§ Supplied material:
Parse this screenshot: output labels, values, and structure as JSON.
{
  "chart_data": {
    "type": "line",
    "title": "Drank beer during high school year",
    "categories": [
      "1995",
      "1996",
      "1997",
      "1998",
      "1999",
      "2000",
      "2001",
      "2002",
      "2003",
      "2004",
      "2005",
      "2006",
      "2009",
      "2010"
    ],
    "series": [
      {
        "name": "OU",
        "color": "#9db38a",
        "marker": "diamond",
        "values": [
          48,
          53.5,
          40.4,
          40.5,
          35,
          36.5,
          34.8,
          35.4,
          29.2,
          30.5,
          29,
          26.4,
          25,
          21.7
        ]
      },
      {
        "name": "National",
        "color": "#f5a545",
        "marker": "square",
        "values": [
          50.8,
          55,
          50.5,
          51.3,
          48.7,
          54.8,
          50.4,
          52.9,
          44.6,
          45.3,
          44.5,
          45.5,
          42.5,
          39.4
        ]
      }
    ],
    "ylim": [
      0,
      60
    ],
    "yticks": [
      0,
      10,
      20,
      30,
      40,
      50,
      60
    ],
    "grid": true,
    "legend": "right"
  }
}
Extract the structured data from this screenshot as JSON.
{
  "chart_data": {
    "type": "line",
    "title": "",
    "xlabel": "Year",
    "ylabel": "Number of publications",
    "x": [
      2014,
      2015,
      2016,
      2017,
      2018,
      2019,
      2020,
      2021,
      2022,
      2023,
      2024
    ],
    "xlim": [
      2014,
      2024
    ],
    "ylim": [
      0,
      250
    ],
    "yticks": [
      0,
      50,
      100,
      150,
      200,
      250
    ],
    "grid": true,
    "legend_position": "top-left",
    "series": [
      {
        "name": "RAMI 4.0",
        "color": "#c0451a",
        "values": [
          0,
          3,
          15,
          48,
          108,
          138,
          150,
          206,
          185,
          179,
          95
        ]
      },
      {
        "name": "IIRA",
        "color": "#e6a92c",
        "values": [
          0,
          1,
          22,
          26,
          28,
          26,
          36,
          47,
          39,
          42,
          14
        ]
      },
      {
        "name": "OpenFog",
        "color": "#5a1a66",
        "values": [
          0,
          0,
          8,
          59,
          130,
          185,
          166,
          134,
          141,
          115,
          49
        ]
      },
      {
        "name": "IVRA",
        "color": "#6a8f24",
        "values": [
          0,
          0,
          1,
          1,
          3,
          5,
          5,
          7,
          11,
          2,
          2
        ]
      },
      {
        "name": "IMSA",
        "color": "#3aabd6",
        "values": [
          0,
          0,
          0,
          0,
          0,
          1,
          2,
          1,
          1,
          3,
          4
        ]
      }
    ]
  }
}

§ Exercise: Extract all of the data shown above without alteration.

§ Output for this task:
Parse this screenshot: output labels, values, and structure as JSON.
{
  "chart_data": {
    "type": "line",
    "title": "Drank beer during high school year",
    "categories": [
      "1995",
      "1996",
      "1997",
      "1998",
      "1999",
      "2000",
      "2001",
      "2002",
      "2003",
      "2004",
      "2005",
      "2006",
      "2009",
      "2010"
    ],
    "series": [
      {
        "name": "OU",
        "color": "#9db38a",
        "marker": "diamond",
        "values": [
          48,
          53.5,
          40.4,
          40.5,
          35,
          36.5,
          34.8,
          35.4,
          29.2,
          30.5,
          29,
          26.4,
          25,
          21.7
        ]
      },
      {
        "name": "National",
        "color": "#f5a545",
        "marker": "square",
        "values": [
          50.8,
          55,
          50.5,
          51.3,
          48.7,
          54.8,
          50.4,
          52.9,
          44.6,
          45.3,
          44.5,
          45.5,
          42.5,
          39.4
        ]
      }
    ],
    "ylim": [
      0,
      60
    ],
    "yticks": [
      0,
      10,
      20,
      30,
      40,
      50,
      60
    ],
    "grid": true,
    "legend": "right"
  }
}
Extract the structured data from this screenshot as JSON.
{
  "chart_data": {
    "type": "line",
    "title": "",
    "xlabel": "Year",
    "ylabel": "Number of publications",
    "x": [
      2014,
      2015,
      2016,
      2017,
      2018,
      2019,
      2020,
      2021,
      2022,
      2023,
      2024
    ],
    "xlim": [
      2014,
      2024
    ],
    "ylim": [
      0,
      250
    ],
    "yticks": [
      0,
      50,
      100,
      150,
      200,
      250
    ],
    "grid": true,
    "legend_position": "top-left",
    "series": [
      {
        "name": "RAMI 4.0",
        "color": "#c0451a",
        "values": [
          0,
          3,
          15,
          48,
          108,
          138,
          150,
          206,
          185,
          179,
          95
        ]
      },
      {
        "name": "IIRA",
        "color": "#e6a92c",
        "values": [
          0,
          1,
          22,
          26,
          28,
          26,
          36,
          47,
          39,
          42,
          14
        ]
      },
      {
        "name": "OpenFog",
        "color": "#5a1a66",
        "values": [
          0,
          0,
          8,
          59,
          130,
          185,
          166,
          134,
          141,
          115,
          49
        ]
      },
      {
        "name": "IVRA",
        "color": "#6a8f24",
        "values": [
          0,
          0,
          1,
          1,
          3,
          5,
          5,
          7,
          11,
          2,
          2
        ]
      },
      {
        "name": "IMSA",
        "color": "#3aabd6",
        "values": [
          0,
          0,
          0,
          0,
          0,
          1,
          2,
          1,
          1,
          3,
          4
        ]
      }
    ]
  }
}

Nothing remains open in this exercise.